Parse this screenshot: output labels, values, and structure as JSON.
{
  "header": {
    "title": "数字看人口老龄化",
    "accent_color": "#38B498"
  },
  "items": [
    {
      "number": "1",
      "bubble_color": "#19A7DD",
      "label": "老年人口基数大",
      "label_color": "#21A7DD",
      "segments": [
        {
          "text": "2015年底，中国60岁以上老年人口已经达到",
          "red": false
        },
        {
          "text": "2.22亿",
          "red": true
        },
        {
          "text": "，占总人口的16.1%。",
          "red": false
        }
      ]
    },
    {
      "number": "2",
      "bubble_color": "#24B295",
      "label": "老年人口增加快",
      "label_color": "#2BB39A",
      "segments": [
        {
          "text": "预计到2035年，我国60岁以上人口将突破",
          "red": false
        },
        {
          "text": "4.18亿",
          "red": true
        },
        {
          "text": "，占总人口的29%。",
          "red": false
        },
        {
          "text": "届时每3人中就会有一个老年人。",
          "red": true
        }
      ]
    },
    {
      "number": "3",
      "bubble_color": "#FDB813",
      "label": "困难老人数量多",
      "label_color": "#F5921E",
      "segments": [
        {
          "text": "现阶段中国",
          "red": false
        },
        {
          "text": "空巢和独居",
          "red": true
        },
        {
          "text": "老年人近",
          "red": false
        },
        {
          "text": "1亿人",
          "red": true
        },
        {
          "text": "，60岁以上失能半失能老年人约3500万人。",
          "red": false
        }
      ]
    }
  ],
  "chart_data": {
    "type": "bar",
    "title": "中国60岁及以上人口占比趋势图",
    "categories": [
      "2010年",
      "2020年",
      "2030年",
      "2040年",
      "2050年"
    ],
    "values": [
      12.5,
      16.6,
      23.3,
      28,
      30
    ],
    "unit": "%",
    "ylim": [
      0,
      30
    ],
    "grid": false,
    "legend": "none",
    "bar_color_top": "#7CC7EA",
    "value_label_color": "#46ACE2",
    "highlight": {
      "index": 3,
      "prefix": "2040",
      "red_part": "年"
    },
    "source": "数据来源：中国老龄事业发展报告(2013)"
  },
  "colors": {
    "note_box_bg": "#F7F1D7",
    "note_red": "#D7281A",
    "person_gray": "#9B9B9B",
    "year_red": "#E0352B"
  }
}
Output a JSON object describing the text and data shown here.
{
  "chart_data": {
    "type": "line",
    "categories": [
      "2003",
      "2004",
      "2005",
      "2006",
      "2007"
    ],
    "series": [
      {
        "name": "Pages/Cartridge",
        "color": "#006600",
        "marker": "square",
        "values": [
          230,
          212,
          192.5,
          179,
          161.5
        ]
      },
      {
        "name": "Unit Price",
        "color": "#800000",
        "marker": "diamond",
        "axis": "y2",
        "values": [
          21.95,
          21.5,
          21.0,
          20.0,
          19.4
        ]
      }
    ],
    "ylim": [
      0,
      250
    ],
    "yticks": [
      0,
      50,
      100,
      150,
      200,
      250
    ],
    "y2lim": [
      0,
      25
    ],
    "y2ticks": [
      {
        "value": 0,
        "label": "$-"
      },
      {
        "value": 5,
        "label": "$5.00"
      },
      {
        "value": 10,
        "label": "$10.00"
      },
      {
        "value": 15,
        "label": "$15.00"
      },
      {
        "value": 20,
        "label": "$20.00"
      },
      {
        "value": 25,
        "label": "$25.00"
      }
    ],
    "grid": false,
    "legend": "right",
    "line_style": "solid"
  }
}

^^^^^^^^^^^^^^^^

> _The problem_: Repeat the data verbatim.

> _Exercise result_:
Parse this screenshot: output labels, values, and structure as JSON.
{
  "header": {
    "title": "数字看人口老龄化",
    "accent_color": "#38B498"
  },
  "items": [
    {
      "number": "1",
      "bubble_color": "#19A7DD",
      "label": "老年人口基数大",
      "label_color": "#21A7DD",
      "segments": [
        {
          "text": "2015年底，中国60岁以上老年人口已经达到",
          "red": false
        },
        {
          "text": "2.22亿",
          "red": true
        },
        {
          "text": "，占总人口的16.1%。",
          "red": false
        }
      ]
    },
    {
      "number": "2",
      "bubble_color": "#24B295",
      "label": "老年人口增加快",
      "label_color": "#2BB39A",
      "segments": [
        {
          "text": "预计到2035年，我国60岁以上人口将突破",
          "red": false
        },
        {
          "text": "4.18亿",
          "red": true
        },
        {
          "text": "，占总人口的29%。",
          "red": false
        },
        {
          "text": "届时每3人中就会有一个老年人。",
          "red": true
        }
      ]
    },
    {
      "number": "3",
      "bubble_color": "#FDB813",
      "label": "困难老人数量多",
      "label_color": "#F5921E",
      "segments": [
        {
          "text": "现阶段中国",
          "red": false
        },
        {
          "text": "空巢和独居",
          "red": true
        },
        {
          "text": "老年人近",
          "red": false
        },
        {
          "text": "1亿人",
          "red": true
        },
        {
          "text": "，60岁以上失能半失能老年人约3500万人。",
          "red": false
        }
      ]
    }
  ],
  "chart_data": {
    "type": "bar",
    "title": "中国60岁及以上人口占比趋势图",
    "categories": [
      "2010年",
      "2020年",
      "2030年",
      "2040年",
      "2050年"
    ],
    "values": [
      12.5,
      16.6,
      23.3,
      28,
      30
    ],
    "unit": "%",
    "ylim": [
      0,
      30
    ],
    "grid": false,
    "legend": "none",
    "bar_color_top": "#7CC7EA",
    "value_label_color": "#46ACE2",
    "highlight": {
      "index": 3,
      "prefix": "2040",
      "red_part": "年"
    },
    "source": "数据来源：中国老龄事业发展报告(2013)"
  },
  "colors": {
    "note_box_bg": "#F7F1D7",
    "note_red": "#D7281A",
    "person_gray": "#9B9B9B",
    "year_red": "#E0352B"
  }
}
Output a JSON object describing the text and data shown here.
{
  "chart_data": {
    "type": "line",
    "categories": [
      "2003",
      "2004",
      "2005",
      "2006",
      "2007"
    ],
    "series": [
      {
        "name": "Pages/Cartridge",
        "color": "#006600",
        "marker": "square",
        "values": [
          230,
          212,
          192.5,
          179,
          161.5
        ]
      },
      {
        "name": "Unit Price",
        "color": "#800000",
        "marker": "diamond",
        "axis": "y2",
        "values": [
          21.95,
          21.5,
          21.0,
          20.0,
          19.4
        ]
      }
    ],
    "ylim": [
      0,
      250
    ],
    "yticks": [
      0,
      50,
      100,
      150,
      200,
      250
    ],
    "y2lim": [
      0,
      25
    ],
    "y2ticks": [
      {
        "value": 0,
        "label": "$-"
      },
      {
        "value": 5,
        "label": "$5.00"
      },
      {
        "value": 10,
        "label": "$10.00"
      },
      {
        "value": 15,
        "label": "$15.00"
      },
      {
        "value": 20,
        "label": "$20.00"
      },
      {
        "value": 25,
        "label": "$25.00"
      }
    ],
    "grid": false,
    "legend": "right",
    "line_style": "solid"
  }
}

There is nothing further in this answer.